> _Your goal_
Write out the listing below without alteration, omitting its pictures.

══════════════════════════════

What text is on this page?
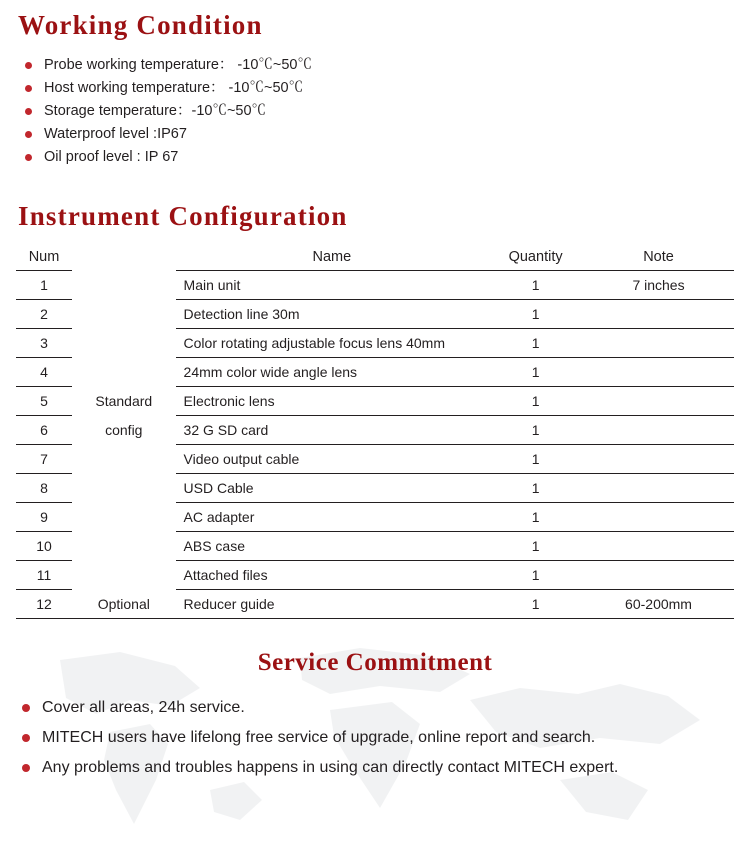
Working Condition
Probe working temperature： -10℃~50℃
Host working temperature： -10℃~50℃
Storage temperature：-10℃~50℃
Waterproof level :IP67
Oil proof level : IP 67
Instrument Configuration
Num		Name	Quantity	Note
1		Main unit	1	7 inches
2		Detection line 30m	1	
3		Color rotating adjustable focus lens 40mm	1	
4		24mm color wide angle lens	1	
5	Standard	Electronic lens	1	
6	config	32 G SD card	1	
7		Video output cable	1	
8		USD Cable	1	
9		AC adapter	1	
10		ABS case	1	
11		Attached files	1	
12	Optional	Reducer guide	1	60-200mm
Service Commitment
Cover all areas, 24h service.
MITECH users have lifelong free service of upgrade, online report and search.
Any problems and troubles happens in using can directly contact MITECH expert.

══════════════════════════════

> _Result_
What text is on this page?
Working Condition
Probe working temperature： -10℃~50℃
Host working temperature： -10℃~50℃
Storage temperature：-10℃~50℃
Waterproof level :IP67
Oil proof level : IP 67
Instrument Configuration
Num		Name	Quantity	Note
1		Main unit	1	7 inches
2		Detection line 30m	1	
3		Color rotating adjustable focus lens 40mm	1	
4		24mm color wide angle lens	1	
5	Standard	Electronic lens	1	
6	config	32 G SD card	1	
7		Video output cable	1	
8		USD Cable	1	
9		AC adapter	1	
10		ABS case	1	
11		Attached files	1	
12	Optional	Reducer guide	1	60-200mm
Service Commitment
Cover all areas, 24h service.
MITECH users have lifelong free service of upgrade, online report and search.
Any problems and troubles happens in using can directly contact MITECH expert.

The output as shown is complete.